- EXERCISE OBJECTIVE
Retype each line exactly. Skip images.

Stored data
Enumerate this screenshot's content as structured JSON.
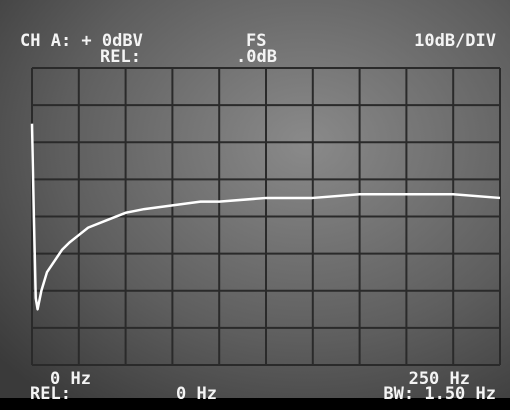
{
  "chart_data": {
    "type": "line",
    "header": {
      "channel": "CH A: + 0dBV",
      "fs": "FS",
      "rel_label": "REL:",
      "rel_value": ".0dB",
      "scale": "10dB/DIV"
    },
    "footer": {
      "start": "0 Hz",
      "rel_label": "REL:",
      "rel_value": "0 Hz",
      "stop": "250 Hz",
      "bw": "BW: 1.50 Hz"
    },
    "x": [
      0,
      1,
      2,
      3,
      5,
      8,
      12,
      16,
      20,
      25,
      30,
      40,
      50,
      60,
      75,
      90,
      100,
      125,
      150,
      175,
      200,
      225,
      250
    ],
    "values": [
      -15,
      -40,
      -62,
      -65,
      -60,
      -55,
      -52,
      -49,
      -47,
      -45,
      -43,
      -41,
      -39,
      -38,
      -37,
      -36,
      -36,
      -35,
      -35,
      -34,
      -34,
      -34,
      -35
    ],
    "color": "#ffffff",
    "xlim": [
      0,
      250
    ],
    "ylim": [
      -80,
      0
    ],
    "xticks": [
      0,
      25,
      50,
      75,
      100,
      125,
      150,
      175,
      200,
      225,
      250
    ],
    "yticks": [
      -80,
      -70,
      -60,
      -50,
      -40,
      -30,
      -20,
      -10,
      0
    ],
    "grid": true
  }
}
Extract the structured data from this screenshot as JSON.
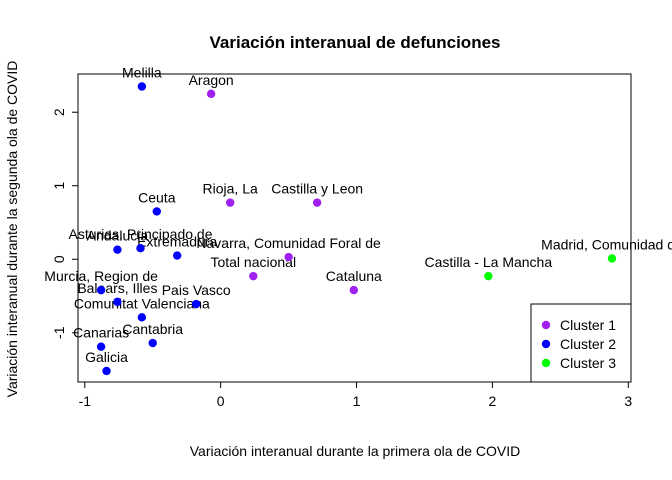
{
  "chart_data": {
    "type": "scatter",
    "title": "Variación interanual de defunciones",
    "xlabel": "Variación interanual durante la primera ola de COVID",
    "ylabel": "Variación interanual durante la segunda ola de COVID",
    "xlim": [
      -1.05,
      3.02
    ],
    "ylim": [
      -1.67,
      2.52
    ],
    "x_ticks": [
      -1,
      0,
      1,
      2,
      3
    ],
    "y_ticks": [
      -1,
      0,
      1,
      2
    ],
    "grid": false,
    "legend": {
      "position": "bottom-right",
      "entries": [
        {
          "label": "Cluster 1",
          "color": "#a020f0"
        },
        {
          "label": "Cluster 2",
          "color": "#0000ff"
        },
        {
          "label": "Cluster 3",
          "color": "#00ff00"
        }
      ]
    },
    "points": [
      {
        "label": "Melilla",
        "x": -0.58,
        "y": 2.35,
        "cluster": 2
      },
      {
        "label": "Aragon",
        "x": -0.07,
        "y": 2.25,
        "cluster": 1
      },
      {
        "label": "Rioja, La",
        "x": 0.07,
        "y": 0.77,
        "cluster": 1
      },
      {
        "label": "Castilla y Leon",
        "x": 0.71,
        "y": 0.77,
        "cluster": 1
      },
      {
        "label": "Ceuta",
        "x": -0.47,
        "y": 0.65,
        "cluster": 2
      },
      {
        "label": "Asturias, Principado de",
        "x": -0.59,
        "y": 0.15,
        "cluster": 2
      },
      {
        "label": "Andalucia",
        "x": -0.76,
        "y": 0.13,
        "cluster": 2
      },
      {
        "label": "Extremadura",
        "x": -0.32,
        "y": 0.05,
        "cluster": 2
      },
      {
        "label": "Navarra, Comunidad Foral de",
        "x": 0.5,
        "y": 0.03,
        "cluster": 1
      },
      {
        "label": "Total nacional",
        "x": 0.24,
        "y": -0.23,
        "cluster": 1
      },
      {
        "label": "Cataluna",
        "x": 0.98,
        "y": -0.42,
        "cluster": 1
      },
      {
        "label": "Castilla - La Mancha",
        "x": 1.97,
        "y": -0.23,
        "cluster": 3
      },
      {
        "label": "Madrid, Comunidad de",
        "x": 2.88,
        "y": 0.01,
        "cluster": 3
      },
      {
        "label": "Murcia, Region de",
        "x": -0.88,
        "y": -0.42,
        "cluster": 2
      },
      {
        "label": "Balears, Illes",
        "x": -0.76,
        "y": -0.58,
        "cluster": 2
      },
      {
        "label": "Comunitat Valenciana",
        "x": -0.58,
        "y": -0.79,
        "cluster": 2
      },
      {
        "label": "Pais Vasco",
        "x": -0.18,
        "y": -0.61,
        "cluster": 2
      },
      {
        "label": "Cantabria",
        "x": -0.5,
        "y": -1.14,
        "cluster": 2
      },
      {
        "label": "Canarias",
        "x": -0.88,
        "y": -1.19,
        "cluster": 2
      },
      {
        "label": "Galicia",
        "x": -0.84,
        "y": -1.52,
        "cluster": 2
      }
    ]
  }
}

- TASK SOLUTION
Enumerate this screenshot's content as structured JSON.
{
  "chart_data": {
    "type": "line",
    "header": {
      "channel": "CH A: + 0dBV",
      "fs": "FS",
      "rel_label": "REL:",
      "rel_value": ".0dB",
      "scale": "10dB/DIV"
    },
    "footer": {
      "start": "0 Hz",
      "rel_label": "REL:",
      "rel_value": "0 Hz",
      "stop": "250 Hz",
      "bw": "BW: 1.50 Hz"
    },
    "x": [
      0,
      1,
      2,
      3,
      5,
      8,
      12,
      16,
      20,
      25,
      30,
      40,
      50,
      60,
      75,
      90,
      100,
      125,
      150,
      175,
      200,
      225,
      250
    ],
    "values": [
      -15,
      -40,
      -62,
      -65,
      -60,
      -55,
      -52,
      -49,
      -47,
      -45,
      -43,
      -41,
      -39,
      -38,
      -37,
      -36,
      -36,
      -35,
      -35,
      -34,
      -34,
      -34,
      -35
    ],
    "color": "#ffffff",
    "xlim": [
      0,
      250
    ],
    "ylim": [
      -80,
      0
    ],
    "xticks": [
      0,
      25,
      50,
      75,
      100,
      125,
      150,
      175,
      200,
      225,
      250
    ],
    "yticks": [
      -80,
      -70,
      -60,
      -50,
      -40,
      -30,
      -20,
      -10,
      0
    ],
    "grid": true
  }
}
Extract the structured data from this screenshot as JSON.
{
  "chart_data": {
    "type": "scatter",
    "title": "Variación interanual de defunciones",
    "xlabel": "Variación interanual durante la primera ola de COVID",
    "ylabel": "Variación interanual durante la segunda ola de COVID",
    "xlim": [
      -1.05,
      3.02
    ],
    "ylim": [
      -1.67,
      2.52
    ],
    "x_ticks": [
      -1,
      0,
      1,
      2,
      3
    ],
    "y_ticks": [
      -1,
      0,
      1,
      2
    ],
    "grid": false,
    "legend": {
      "position": "bottom-right",
      "entries": [
        {
          "label": "Cluster 1",
          "color": "#a020f0"
        },
        {
          "label": "Cluster 2",
          "color": "#0000ff"
        },
        {
          "label": "Cluster 3",
          "color": "#00ff00"
        }
      ]
    },
    "points": [
      {
        "label": "Melilla",
        "x": -0.58,
        "y": 2.35,
        "cluster": 2
      },
      {
        "label": "Aragon",
        "x": -0.07,
        "y": 2.25,
        "cluster": 1
      },
      {
        "label": "Rioja, La",
        "x": 0.07,
        "y": 0.77,
        "cluster": 1
      },
      {
        "label": "Castilla y Leon",
        "x": 0.71,
        "y": 0.77,
        "cluster": 1
      },
      {
        "label": "Ceuta",
        "x": -0.47,
        "y": 0.65,
        "cluster": 2
      },
      {
        "label": "Asturias, Principado de",
        "x": -0.59,
        "y": 0.15,
        "cluster": 2
      },
      {
        "label": "Andalucia",
        "x": -0.76,
        "y": 0.13,
        "cluster": 2
      },
      {
        "label": "Extremadura",
        "x": -0.32,
        "y": 0.05,
        "cluster": 2
      },
      {
        "label": "Navarra, Comunidad Foral de",
        "x": 0.5,
        "y": 0.03,
        "cluster": 1
      },
      {
        "label": "Total nacional",
        "x": 0.24,
        "y": -0.23,
        "cluster": 1
      },
      {
        "label": "Cataluna",
        "x": 0.98,
        "y": -0.42,
        "cluster": 1
      },
      {
        "label": "Castilla - La Mancha",
        "x": 1.97,
        "y": -0.23,
        "cluster": 3
      },
      {
        "label": "Madrid, Comunidad de",
        "x": 2.88,
        "y": 0.01,
        "cluster": 3
      },
      {
        "label": "Murcia, Region de",
        "x": -0.88,
        "y": -0.42,
        "cluster": 2
      },
      {
        "label": "Balears, Illes",
        "x": -0.76,
        "y": -0.58,
        "cluster": 2
      },
      {
        "label": "Comunitat Valenciana",
        "x": -0.58,
        "y": -0.79,
        "cluster": 2
      },
      {
        "label": "Pais Vasco",
        "x": -0.18,
        "y": -0.61,
        "cluster": 2
      },
      {
        "label": "Cantabria",
        "x": -0.5,
        "y": -1.14,
        "cluster": 2
      },
      {
        "label": "Canarias",
        "x": -0.88,
        "y": -1.19,
        "cluster": 2
      },
      {
        "label": "Galicia",
        "x": -0.84,
        "y": -1.52,
        "cluster": 2
      }
    ]
  }
}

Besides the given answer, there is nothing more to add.